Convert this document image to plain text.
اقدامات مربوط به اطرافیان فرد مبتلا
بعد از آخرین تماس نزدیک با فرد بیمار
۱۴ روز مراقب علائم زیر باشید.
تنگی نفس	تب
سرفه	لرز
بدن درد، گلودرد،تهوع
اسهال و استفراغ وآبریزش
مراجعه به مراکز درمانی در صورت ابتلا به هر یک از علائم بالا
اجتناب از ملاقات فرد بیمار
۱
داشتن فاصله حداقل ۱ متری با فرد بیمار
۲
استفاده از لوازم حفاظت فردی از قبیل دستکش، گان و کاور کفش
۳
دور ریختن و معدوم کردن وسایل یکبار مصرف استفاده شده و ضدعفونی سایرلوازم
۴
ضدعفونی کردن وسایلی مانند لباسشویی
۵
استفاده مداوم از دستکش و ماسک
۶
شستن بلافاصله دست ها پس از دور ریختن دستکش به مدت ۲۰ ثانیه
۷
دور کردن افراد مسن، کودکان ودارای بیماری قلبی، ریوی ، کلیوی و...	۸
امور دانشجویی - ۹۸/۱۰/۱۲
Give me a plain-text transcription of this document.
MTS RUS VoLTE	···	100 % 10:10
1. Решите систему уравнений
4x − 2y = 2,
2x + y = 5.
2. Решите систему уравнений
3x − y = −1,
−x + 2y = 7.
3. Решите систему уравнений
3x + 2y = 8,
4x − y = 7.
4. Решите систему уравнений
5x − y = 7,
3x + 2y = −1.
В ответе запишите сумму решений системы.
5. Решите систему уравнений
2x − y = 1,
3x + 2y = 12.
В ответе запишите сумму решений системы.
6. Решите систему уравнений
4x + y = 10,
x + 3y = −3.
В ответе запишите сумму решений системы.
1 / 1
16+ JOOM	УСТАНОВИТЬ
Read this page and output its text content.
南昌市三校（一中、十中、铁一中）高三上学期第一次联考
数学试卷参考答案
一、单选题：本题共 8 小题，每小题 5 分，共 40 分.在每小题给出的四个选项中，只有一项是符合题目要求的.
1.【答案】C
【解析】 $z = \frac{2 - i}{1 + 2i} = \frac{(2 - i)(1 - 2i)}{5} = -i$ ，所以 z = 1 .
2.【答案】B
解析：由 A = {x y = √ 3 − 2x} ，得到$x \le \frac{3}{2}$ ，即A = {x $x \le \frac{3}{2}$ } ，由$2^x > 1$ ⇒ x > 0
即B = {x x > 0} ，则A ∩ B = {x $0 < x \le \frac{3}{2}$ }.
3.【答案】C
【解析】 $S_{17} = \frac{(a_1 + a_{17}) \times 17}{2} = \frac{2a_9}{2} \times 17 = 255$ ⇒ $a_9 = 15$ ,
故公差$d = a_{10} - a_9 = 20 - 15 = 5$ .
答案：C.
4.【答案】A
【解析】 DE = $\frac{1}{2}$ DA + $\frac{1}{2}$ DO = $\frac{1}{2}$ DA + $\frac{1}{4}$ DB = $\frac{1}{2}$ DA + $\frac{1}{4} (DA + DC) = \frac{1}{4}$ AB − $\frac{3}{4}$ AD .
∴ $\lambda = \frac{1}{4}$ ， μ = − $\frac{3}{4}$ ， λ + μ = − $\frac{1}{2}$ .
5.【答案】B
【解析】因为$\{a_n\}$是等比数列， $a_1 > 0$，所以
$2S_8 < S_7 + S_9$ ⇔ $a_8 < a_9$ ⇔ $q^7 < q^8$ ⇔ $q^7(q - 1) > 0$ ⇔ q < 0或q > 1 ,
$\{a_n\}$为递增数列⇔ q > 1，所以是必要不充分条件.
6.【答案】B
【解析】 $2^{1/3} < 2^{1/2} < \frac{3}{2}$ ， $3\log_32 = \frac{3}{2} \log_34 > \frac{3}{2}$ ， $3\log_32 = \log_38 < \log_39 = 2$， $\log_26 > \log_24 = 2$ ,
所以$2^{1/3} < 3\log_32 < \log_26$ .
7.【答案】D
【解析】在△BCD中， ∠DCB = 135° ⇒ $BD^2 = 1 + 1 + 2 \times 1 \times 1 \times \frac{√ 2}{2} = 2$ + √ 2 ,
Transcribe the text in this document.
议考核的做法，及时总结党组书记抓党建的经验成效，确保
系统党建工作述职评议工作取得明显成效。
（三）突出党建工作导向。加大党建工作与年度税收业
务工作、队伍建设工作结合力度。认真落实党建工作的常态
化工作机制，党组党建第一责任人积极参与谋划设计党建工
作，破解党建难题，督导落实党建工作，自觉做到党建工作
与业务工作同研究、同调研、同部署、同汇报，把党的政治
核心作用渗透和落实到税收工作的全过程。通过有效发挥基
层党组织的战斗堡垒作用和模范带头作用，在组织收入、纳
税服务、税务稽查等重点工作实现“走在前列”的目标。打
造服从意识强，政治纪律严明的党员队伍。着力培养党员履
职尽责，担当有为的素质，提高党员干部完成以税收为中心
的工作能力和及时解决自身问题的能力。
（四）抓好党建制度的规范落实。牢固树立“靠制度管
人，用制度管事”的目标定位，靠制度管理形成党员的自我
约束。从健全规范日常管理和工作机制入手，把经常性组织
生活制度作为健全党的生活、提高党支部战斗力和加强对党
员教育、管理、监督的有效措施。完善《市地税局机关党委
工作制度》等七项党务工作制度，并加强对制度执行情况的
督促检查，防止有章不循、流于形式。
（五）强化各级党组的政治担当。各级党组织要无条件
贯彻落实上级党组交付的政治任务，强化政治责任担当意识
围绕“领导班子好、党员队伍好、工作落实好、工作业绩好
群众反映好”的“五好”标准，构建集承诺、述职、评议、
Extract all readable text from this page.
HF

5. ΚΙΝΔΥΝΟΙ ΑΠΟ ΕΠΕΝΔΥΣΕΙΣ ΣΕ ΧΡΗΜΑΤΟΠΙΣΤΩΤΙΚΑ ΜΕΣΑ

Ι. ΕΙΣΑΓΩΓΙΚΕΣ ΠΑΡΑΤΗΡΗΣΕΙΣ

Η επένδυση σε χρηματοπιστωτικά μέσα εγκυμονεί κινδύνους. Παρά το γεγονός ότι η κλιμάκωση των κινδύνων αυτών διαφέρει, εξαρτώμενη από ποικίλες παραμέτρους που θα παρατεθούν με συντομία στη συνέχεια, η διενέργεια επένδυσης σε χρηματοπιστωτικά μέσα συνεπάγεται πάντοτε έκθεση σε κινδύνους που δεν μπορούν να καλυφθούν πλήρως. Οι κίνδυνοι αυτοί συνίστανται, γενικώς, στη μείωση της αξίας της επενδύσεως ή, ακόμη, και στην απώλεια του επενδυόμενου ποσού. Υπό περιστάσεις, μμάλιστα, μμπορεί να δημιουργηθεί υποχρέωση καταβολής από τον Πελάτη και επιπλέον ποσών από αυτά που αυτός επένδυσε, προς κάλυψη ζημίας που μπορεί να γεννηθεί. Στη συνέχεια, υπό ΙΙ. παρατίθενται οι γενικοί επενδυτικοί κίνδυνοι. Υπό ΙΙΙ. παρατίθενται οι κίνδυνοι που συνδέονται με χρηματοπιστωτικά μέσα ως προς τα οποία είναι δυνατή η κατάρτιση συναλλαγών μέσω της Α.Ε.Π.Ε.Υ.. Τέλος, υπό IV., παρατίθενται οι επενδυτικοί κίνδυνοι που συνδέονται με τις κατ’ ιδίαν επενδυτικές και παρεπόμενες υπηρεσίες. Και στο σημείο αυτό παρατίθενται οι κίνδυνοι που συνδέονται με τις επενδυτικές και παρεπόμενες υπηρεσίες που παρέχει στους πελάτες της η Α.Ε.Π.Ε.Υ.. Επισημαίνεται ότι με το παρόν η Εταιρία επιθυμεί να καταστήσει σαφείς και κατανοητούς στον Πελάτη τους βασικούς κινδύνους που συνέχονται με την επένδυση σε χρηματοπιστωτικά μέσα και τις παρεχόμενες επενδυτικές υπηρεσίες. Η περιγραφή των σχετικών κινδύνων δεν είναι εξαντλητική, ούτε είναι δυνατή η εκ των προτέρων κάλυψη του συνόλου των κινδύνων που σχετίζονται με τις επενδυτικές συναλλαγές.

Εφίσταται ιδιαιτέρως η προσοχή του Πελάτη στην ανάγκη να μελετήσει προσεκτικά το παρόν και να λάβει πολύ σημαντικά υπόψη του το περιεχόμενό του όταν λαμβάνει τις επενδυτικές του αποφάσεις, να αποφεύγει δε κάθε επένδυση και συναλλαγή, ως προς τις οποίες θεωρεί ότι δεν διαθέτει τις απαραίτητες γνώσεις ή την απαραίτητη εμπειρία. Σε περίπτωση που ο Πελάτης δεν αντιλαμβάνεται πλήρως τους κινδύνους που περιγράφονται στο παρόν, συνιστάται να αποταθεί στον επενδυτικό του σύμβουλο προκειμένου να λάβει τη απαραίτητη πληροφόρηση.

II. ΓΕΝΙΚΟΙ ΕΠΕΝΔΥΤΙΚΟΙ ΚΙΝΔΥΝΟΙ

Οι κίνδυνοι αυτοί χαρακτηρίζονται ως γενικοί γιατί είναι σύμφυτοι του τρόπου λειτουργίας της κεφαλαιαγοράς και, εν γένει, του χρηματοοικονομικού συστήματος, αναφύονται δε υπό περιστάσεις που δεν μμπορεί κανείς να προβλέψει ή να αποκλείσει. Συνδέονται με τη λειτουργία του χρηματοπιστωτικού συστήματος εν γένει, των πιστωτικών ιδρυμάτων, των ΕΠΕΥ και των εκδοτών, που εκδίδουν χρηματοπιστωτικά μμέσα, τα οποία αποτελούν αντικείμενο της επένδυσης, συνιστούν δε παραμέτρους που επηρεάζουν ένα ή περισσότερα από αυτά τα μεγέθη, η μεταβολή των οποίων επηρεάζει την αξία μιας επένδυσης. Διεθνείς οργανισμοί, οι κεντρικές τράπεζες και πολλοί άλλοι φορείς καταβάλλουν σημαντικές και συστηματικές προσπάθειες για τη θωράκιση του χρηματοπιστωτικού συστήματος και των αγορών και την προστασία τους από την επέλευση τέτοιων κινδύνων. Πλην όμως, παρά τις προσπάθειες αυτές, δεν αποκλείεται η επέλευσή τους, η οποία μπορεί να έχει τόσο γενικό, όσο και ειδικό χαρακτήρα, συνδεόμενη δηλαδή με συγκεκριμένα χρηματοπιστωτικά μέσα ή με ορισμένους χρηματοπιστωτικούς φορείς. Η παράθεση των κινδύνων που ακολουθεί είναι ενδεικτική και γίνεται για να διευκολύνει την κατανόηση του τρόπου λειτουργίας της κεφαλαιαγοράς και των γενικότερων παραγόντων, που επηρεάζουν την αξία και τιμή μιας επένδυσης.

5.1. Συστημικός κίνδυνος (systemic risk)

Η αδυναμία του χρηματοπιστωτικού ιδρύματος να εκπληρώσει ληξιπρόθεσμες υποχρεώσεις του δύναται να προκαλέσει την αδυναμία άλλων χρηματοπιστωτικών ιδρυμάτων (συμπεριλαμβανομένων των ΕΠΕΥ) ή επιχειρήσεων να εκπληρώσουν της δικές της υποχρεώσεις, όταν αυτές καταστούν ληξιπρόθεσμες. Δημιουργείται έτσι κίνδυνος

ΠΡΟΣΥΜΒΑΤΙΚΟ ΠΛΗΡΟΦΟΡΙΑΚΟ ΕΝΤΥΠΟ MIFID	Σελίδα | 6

• • • •

» **Your objective**: The answer is a single number, the count of lines in the records that contain the string "frac".

» **Response to this exercise**: 8